▶ **Written instruction**: Looking at the data below, count the lines that contain the string "JSON". Write only the total.

▶ **Extracted entries**:

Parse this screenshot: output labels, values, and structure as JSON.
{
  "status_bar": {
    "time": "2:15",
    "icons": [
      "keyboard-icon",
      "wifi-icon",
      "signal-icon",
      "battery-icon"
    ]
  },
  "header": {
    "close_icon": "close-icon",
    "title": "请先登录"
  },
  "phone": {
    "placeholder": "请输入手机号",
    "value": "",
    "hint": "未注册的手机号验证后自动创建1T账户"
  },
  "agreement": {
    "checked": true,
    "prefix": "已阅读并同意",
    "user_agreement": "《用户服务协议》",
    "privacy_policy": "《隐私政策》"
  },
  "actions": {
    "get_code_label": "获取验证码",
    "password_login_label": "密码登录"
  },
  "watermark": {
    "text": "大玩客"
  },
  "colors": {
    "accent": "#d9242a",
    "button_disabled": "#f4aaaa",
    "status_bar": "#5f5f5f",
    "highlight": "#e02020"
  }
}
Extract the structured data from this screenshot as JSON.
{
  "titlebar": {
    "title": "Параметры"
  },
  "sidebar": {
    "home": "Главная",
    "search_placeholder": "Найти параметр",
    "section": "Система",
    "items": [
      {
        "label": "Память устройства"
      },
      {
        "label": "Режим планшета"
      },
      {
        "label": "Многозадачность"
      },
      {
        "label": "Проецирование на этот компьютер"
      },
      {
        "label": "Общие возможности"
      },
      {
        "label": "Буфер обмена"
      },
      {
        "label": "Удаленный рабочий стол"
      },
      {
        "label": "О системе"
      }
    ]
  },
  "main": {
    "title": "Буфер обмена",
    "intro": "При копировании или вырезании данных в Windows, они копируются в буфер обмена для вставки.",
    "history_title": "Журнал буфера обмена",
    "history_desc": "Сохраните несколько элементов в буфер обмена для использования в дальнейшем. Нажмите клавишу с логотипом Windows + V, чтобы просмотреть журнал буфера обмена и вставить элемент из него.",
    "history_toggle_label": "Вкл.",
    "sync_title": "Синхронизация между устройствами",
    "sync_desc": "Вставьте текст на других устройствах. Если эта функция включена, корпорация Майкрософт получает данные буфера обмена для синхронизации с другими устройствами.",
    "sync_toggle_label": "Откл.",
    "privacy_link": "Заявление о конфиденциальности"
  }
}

▶ **Worked solution**: 2